• Exercise goal: Copy every line of the data that includes the string "this".

• Listed records:
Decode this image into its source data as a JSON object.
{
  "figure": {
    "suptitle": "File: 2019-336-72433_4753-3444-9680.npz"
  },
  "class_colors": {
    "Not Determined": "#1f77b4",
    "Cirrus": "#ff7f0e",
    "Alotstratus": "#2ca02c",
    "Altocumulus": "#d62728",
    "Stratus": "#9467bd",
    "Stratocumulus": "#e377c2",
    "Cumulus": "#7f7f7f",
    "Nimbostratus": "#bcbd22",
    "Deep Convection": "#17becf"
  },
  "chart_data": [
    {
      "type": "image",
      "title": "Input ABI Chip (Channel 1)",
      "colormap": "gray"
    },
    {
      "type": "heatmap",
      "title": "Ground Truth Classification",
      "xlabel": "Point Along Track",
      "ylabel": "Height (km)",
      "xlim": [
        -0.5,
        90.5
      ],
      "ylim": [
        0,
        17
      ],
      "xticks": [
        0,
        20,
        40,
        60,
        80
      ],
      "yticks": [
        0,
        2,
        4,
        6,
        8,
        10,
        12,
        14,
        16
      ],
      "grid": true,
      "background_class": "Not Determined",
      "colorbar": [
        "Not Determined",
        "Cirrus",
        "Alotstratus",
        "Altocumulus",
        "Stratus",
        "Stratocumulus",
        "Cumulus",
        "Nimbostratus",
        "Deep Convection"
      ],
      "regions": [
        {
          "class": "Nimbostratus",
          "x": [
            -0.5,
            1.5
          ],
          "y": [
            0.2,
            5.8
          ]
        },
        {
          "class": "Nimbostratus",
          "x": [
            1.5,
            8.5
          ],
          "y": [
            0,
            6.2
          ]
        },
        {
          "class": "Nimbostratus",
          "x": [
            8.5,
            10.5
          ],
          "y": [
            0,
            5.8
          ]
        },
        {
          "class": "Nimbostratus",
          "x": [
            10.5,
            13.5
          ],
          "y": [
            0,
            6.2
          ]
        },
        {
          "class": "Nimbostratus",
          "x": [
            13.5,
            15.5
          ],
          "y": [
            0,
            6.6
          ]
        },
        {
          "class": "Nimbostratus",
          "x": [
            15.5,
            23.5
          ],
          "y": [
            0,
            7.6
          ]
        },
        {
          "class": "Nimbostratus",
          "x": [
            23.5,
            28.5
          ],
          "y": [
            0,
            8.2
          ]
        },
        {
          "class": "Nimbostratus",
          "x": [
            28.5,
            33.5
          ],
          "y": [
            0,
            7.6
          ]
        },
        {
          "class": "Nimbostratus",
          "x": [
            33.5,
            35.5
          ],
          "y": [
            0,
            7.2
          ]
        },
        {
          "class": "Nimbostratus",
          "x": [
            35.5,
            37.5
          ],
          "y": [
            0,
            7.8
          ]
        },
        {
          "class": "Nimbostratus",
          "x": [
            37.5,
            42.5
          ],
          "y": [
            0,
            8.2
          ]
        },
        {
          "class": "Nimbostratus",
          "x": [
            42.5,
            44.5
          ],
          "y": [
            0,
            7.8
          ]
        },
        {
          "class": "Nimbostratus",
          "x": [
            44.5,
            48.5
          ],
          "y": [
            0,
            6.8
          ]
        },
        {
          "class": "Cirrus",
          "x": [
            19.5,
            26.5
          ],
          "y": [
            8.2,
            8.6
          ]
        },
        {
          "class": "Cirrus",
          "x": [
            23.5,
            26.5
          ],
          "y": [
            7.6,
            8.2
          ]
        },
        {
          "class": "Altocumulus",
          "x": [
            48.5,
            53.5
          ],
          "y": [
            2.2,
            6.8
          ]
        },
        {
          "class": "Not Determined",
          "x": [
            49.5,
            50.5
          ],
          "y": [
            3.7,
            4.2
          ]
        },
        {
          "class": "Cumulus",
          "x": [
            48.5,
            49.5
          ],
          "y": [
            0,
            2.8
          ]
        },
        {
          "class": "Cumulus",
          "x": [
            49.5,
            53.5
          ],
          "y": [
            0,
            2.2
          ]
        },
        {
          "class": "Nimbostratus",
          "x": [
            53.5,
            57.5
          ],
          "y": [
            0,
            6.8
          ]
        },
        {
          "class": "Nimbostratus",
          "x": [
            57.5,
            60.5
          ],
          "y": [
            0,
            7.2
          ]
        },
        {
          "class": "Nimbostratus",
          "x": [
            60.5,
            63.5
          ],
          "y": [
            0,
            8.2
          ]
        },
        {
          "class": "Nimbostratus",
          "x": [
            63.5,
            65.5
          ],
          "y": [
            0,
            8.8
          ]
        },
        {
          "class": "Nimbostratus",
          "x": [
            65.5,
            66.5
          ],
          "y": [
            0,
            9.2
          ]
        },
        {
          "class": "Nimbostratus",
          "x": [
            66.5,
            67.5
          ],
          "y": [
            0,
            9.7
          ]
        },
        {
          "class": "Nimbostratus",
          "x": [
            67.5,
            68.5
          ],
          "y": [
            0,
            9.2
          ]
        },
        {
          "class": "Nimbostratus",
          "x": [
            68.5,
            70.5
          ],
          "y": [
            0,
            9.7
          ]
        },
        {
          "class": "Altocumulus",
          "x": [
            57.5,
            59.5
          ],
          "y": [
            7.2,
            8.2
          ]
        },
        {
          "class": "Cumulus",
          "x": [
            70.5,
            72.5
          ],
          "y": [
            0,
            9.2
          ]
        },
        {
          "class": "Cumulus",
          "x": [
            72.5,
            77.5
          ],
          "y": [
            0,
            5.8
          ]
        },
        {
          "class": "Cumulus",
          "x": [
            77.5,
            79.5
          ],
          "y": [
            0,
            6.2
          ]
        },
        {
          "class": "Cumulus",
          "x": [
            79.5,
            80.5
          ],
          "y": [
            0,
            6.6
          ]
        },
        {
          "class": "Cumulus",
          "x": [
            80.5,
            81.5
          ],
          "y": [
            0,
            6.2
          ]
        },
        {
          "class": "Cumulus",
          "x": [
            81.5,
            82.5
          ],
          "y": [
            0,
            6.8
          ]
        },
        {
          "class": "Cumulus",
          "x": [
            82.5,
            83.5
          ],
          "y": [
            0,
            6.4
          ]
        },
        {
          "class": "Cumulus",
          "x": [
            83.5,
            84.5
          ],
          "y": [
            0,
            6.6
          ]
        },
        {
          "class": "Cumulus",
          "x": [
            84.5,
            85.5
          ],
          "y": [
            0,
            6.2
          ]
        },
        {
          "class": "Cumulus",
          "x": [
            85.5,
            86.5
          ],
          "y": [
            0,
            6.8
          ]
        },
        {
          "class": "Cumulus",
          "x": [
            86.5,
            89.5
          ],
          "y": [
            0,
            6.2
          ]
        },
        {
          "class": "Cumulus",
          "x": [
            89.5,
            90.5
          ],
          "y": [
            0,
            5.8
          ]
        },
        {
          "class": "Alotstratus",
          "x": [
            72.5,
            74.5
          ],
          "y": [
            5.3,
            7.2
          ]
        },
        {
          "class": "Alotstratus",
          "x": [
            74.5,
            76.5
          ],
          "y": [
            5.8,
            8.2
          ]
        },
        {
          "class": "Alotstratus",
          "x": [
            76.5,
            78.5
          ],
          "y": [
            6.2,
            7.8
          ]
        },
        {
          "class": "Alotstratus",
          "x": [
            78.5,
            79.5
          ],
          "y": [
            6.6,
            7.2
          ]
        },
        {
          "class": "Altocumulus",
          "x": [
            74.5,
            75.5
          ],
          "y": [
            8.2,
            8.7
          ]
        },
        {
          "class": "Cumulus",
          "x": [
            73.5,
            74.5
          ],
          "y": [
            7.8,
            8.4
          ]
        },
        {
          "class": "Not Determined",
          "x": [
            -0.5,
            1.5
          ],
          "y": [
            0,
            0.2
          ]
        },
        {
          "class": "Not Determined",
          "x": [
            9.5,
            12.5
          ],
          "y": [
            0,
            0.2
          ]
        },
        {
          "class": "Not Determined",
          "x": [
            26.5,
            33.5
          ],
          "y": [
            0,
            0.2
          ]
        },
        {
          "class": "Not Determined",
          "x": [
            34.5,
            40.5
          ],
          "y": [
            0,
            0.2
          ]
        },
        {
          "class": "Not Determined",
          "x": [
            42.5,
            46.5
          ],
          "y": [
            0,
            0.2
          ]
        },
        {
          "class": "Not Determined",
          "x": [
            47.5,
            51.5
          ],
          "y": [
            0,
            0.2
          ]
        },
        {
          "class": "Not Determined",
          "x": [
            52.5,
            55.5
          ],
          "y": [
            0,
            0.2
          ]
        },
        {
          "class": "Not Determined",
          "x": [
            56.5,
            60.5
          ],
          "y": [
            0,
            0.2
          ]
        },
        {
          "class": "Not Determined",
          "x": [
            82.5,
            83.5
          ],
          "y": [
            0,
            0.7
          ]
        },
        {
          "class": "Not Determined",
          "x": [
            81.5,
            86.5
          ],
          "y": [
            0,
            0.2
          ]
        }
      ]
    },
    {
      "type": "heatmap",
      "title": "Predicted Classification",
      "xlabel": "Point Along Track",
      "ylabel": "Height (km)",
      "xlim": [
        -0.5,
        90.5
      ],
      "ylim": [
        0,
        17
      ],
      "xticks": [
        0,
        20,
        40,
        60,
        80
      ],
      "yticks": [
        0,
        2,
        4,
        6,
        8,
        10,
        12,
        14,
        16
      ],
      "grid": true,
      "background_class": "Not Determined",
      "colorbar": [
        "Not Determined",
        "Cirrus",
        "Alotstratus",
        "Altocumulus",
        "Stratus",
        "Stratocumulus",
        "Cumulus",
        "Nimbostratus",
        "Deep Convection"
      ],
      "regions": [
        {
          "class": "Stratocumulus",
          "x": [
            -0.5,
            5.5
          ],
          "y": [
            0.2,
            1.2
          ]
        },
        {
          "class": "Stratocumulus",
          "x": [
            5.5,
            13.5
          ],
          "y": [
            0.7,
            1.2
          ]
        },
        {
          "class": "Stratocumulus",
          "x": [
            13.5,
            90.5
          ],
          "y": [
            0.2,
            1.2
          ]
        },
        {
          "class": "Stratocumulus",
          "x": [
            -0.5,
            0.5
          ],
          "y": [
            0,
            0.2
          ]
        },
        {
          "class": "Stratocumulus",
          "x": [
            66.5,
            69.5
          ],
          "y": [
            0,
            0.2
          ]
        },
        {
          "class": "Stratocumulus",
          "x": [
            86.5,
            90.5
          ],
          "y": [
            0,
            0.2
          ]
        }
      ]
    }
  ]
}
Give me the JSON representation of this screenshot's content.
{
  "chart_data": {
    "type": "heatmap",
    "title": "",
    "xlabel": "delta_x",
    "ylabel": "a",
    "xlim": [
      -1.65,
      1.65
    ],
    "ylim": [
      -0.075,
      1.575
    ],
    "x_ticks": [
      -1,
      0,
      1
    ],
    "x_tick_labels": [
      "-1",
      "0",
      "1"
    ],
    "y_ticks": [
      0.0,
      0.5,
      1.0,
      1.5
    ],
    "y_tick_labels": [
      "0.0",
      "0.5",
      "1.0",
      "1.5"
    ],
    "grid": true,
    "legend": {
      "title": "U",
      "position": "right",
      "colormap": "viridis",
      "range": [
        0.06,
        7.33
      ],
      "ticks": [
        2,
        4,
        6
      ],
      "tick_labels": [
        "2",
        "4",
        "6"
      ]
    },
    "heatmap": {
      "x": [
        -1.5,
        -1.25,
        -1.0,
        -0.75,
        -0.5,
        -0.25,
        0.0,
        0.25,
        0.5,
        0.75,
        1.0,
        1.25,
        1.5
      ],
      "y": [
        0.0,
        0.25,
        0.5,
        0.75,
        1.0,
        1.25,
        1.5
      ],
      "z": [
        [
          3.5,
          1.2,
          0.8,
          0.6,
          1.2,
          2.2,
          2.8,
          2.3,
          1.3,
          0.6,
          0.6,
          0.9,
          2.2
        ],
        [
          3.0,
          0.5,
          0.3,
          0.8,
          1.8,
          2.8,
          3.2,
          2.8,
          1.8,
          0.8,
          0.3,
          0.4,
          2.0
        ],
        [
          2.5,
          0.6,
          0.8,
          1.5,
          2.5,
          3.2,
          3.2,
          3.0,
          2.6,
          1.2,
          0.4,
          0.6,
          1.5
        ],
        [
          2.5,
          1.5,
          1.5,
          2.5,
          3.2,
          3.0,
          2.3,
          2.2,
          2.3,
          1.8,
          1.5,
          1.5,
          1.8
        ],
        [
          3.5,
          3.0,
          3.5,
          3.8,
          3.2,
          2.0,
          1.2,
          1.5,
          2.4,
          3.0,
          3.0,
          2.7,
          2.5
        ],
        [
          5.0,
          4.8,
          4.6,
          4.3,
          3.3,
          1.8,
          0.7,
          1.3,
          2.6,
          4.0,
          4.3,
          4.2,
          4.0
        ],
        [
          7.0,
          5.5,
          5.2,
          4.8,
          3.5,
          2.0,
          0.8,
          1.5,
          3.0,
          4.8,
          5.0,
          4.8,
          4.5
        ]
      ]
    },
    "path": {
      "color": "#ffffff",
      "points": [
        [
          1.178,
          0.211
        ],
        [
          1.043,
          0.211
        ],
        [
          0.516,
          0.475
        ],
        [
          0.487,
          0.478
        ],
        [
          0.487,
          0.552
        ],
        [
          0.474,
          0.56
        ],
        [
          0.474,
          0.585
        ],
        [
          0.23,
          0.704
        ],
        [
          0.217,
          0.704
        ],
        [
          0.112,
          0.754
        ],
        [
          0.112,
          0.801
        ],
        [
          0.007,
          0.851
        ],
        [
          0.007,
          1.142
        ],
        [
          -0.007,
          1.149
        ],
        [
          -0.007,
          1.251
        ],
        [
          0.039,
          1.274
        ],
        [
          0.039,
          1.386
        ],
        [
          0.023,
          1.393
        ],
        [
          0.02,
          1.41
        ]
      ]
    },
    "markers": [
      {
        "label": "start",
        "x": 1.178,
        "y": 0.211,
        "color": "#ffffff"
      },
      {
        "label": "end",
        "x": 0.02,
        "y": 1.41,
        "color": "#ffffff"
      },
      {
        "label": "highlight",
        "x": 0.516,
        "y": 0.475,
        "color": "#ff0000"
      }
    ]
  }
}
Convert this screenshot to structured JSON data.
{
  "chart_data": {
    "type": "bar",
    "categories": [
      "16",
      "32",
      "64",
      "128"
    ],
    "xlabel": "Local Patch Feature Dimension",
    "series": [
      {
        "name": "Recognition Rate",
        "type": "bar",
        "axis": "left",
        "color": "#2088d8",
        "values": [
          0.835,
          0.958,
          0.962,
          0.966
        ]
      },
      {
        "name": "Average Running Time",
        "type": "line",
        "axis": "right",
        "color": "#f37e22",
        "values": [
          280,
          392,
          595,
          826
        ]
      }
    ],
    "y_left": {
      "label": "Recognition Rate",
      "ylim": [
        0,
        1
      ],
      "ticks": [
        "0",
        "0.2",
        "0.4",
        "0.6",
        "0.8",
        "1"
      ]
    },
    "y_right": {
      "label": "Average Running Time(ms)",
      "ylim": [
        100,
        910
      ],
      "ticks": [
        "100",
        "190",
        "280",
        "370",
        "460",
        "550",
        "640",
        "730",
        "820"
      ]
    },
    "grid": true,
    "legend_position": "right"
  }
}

• Full response:
Decode this image into its source data as a JSON object.
Give me the JSON representation of this screenshot's content.
Convert this screenshot to structured JSON data.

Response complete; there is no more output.